-------- GIVEN RECORDS

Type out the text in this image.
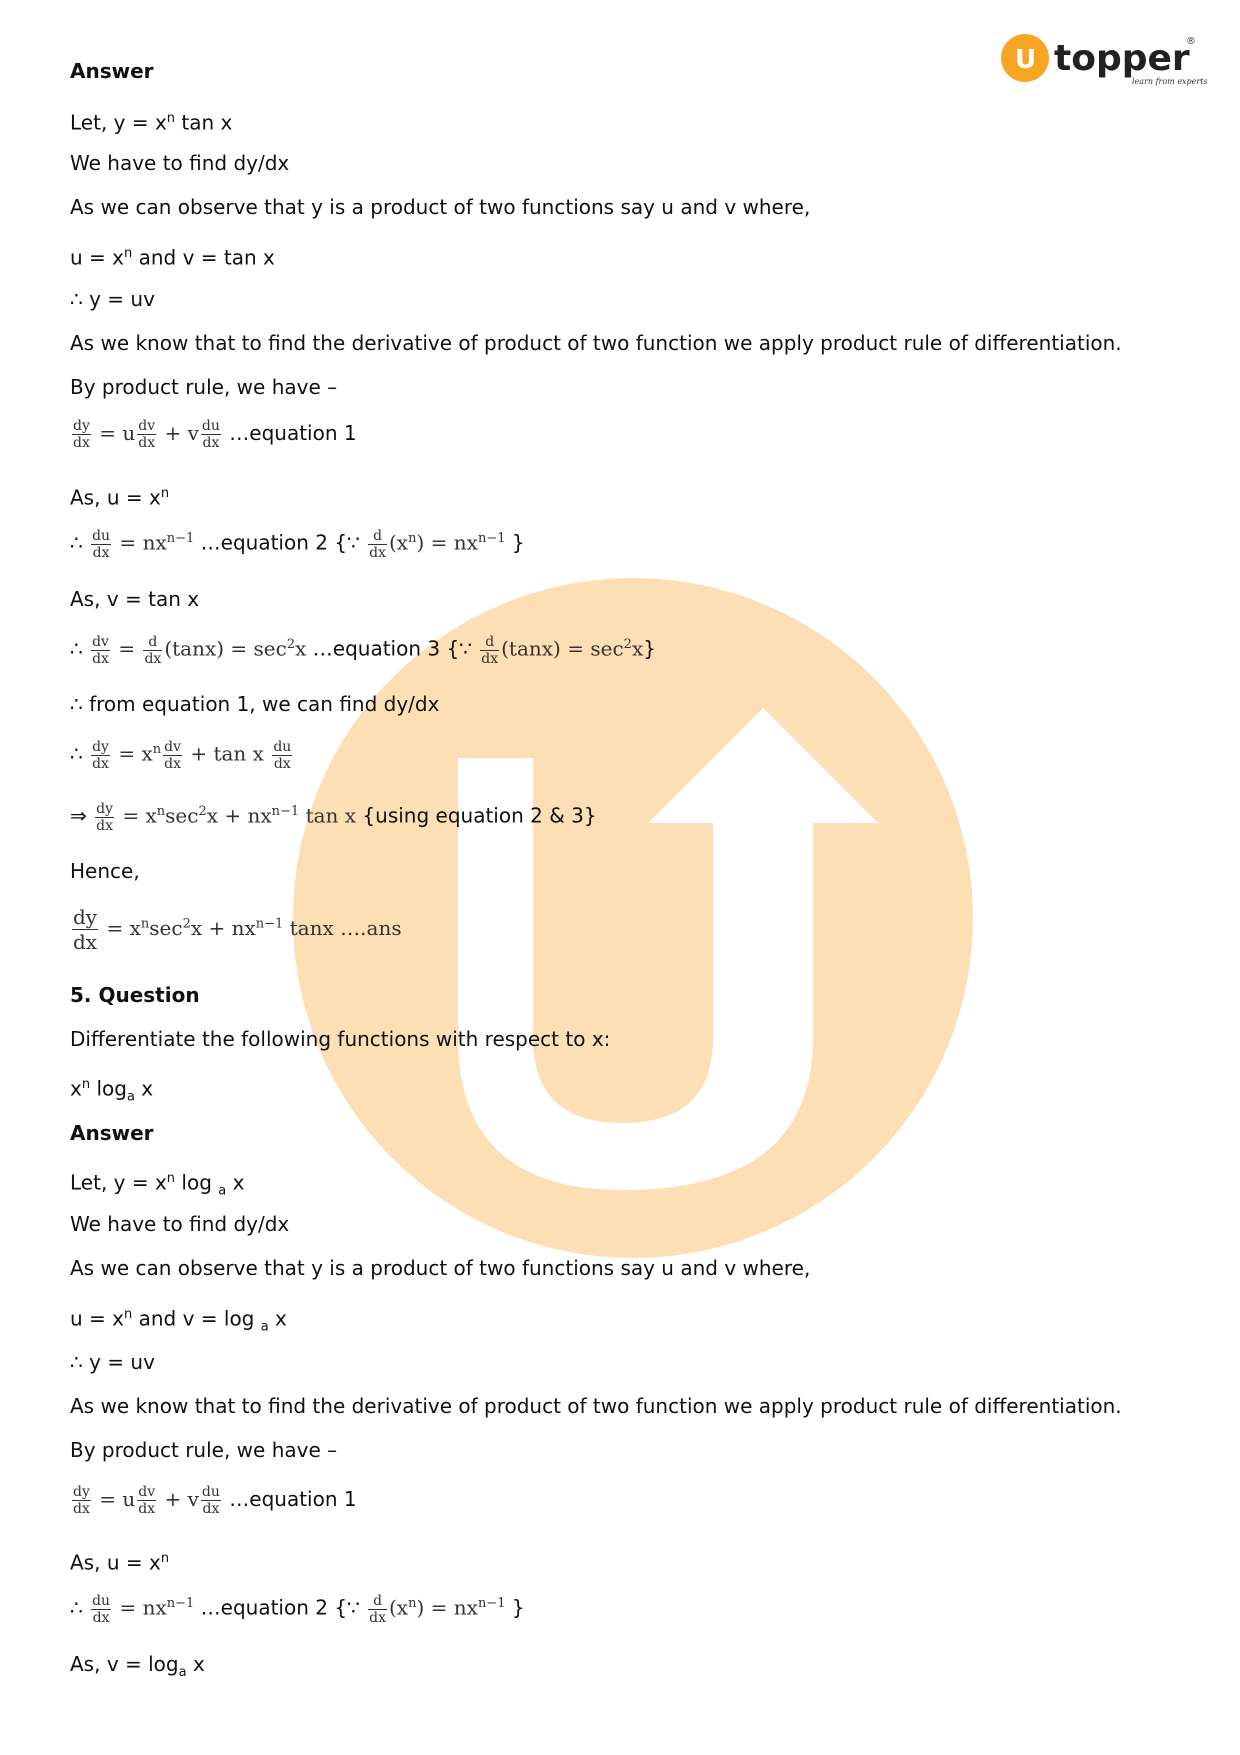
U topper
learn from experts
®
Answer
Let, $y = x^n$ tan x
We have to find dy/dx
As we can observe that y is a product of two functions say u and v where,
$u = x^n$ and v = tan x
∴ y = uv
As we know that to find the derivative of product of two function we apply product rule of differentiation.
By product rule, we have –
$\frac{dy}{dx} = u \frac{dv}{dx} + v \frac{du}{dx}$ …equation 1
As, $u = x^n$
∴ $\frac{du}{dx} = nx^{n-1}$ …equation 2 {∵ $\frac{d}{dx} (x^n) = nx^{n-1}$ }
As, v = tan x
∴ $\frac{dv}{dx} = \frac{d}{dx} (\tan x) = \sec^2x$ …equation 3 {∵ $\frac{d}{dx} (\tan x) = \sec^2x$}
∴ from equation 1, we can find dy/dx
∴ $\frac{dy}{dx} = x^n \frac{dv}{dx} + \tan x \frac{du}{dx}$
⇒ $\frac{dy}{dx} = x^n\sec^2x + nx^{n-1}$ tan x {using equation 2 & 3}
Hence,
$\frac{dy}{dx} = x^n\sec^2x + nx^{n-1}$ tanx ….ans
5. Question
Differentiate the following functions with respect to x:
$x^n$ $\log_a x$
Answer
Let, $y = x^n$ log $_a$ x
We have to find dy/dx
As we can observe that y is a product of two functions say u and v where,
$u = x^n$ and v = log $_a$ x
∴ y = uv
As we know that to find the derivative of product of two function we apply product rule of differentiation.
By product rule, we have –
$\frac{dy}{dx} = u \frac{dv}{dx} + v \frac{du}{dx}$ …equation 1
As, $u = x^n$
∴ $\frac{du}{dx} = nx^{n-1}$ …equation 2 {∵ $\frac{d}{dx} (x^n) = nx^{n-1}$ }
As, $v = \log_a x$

----------------
-------- GIVEN RECORDS

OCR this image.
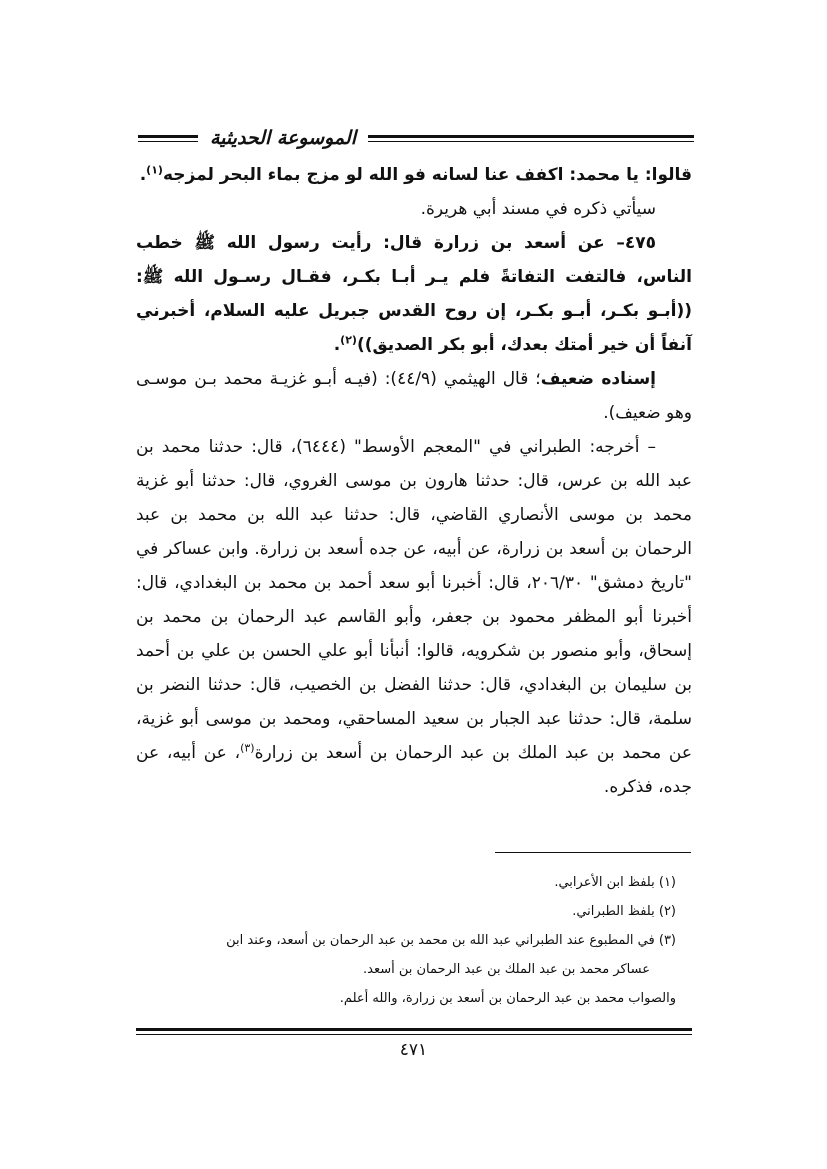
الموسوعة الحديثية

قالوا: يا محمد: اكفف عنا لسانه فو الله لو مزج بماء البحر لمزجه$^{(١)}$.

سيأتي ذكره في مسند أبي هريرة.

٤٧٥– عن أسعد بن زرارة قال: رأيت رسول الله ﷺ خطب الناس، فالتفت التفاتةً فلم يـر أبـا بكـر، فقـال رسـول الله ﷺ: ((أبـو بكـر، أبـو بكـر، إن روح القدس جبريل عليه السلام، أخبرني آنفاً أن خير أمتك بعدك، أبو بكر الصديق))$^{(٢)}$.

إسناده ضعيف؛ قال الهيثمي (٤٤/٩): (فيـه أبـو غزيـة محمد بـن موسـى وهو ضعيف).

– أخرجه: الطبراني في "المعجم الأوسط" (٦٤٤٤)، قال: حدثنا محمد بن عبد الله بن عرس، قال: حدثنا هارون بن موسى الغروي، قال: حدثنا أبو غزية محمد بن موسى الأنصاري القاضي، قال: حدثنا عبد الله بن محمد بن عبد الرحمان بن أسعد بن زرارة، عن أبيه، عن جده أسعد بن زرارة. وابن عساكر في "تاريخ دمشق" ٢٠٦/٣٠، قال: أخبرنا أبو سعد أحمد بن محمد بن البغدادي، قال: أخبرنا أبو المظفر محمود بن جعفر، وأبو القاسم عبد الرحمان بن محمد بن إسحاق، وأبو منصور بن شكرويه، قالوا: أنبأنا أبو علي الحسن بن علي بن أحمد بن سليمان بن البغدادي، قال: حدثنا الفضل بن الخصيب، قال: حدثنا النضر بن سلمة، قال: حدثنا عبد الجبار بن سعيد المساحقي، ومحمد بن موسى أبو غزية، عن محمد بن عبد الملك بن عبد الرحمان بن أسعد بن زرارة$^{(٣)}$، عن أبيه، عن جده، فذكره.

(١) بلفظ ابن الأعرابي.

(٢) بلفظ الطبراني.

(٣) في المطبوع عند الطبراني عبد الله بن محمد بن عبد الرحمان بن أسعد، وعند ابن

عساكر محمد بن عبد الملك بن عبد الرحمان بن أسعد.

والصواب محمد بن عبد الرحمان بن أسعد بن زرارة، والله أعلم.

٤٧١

----------------
-------- GIVEN RECORDS

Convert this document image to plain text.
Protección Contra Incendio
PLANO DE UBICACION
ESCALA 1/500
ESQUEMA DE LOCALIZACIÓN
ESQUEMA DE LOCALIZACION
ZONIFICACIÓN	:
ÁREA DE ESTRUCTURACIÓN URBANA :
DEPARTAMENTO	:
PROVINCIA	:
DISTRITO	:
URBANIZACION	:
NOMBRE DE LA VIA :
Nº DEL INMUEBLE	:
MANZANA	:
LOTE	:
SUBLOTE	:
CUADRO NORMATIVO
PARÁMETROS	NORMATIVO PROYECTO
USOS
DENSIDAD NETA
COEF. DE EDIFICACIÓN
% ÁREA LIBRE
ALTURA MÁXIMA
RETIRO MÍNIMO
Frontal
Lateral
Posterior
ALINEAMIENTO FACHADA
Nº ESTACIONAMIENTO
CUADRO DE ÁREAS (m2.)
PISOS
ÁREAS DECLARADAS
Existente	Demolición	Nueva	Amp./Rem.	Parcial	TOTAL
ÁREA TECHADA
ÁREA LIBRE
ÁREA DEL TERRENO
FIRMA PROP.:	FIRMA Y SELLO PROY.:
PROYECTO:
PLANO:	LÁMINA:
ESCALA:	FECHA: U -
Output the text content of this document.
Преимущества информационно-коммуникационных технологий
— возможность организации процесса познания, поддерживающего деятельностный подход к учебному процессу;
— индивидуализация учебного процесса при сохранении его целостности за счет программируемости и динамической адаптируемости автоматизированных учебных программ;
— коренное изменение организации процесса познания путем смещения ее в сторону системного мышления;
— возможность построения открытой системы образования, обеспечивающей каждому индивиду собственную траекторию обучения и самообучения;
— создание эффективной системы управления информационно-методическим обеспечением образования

----------------

> _WHAT YOU NEED TO DO_: Extract every line from the records above that contains the word "أبـو".

> _WRITTEN SOLUTION_:
٤٧٥– عن أسعد بن زرارة قال: رأيت رسول الله ﷺ خطب الناس، فالتفت التفاتةً فلم يـر أبـا بكـر، فقـال رسـول الله ﷺ: ((أبـو بكـر، أبـو بكـر، إن روح القدس جبريل عليه السلام، أخبرني آنفاً أن خير أمتك بعدك، أبو بكر الصديق))$^{(٢)}$.
إسناده ضعيف؛ قال الهيثمي (٤٤/٩): (فيـه أبـو غزيـة محمد بـن موسـى وهو ضعيف).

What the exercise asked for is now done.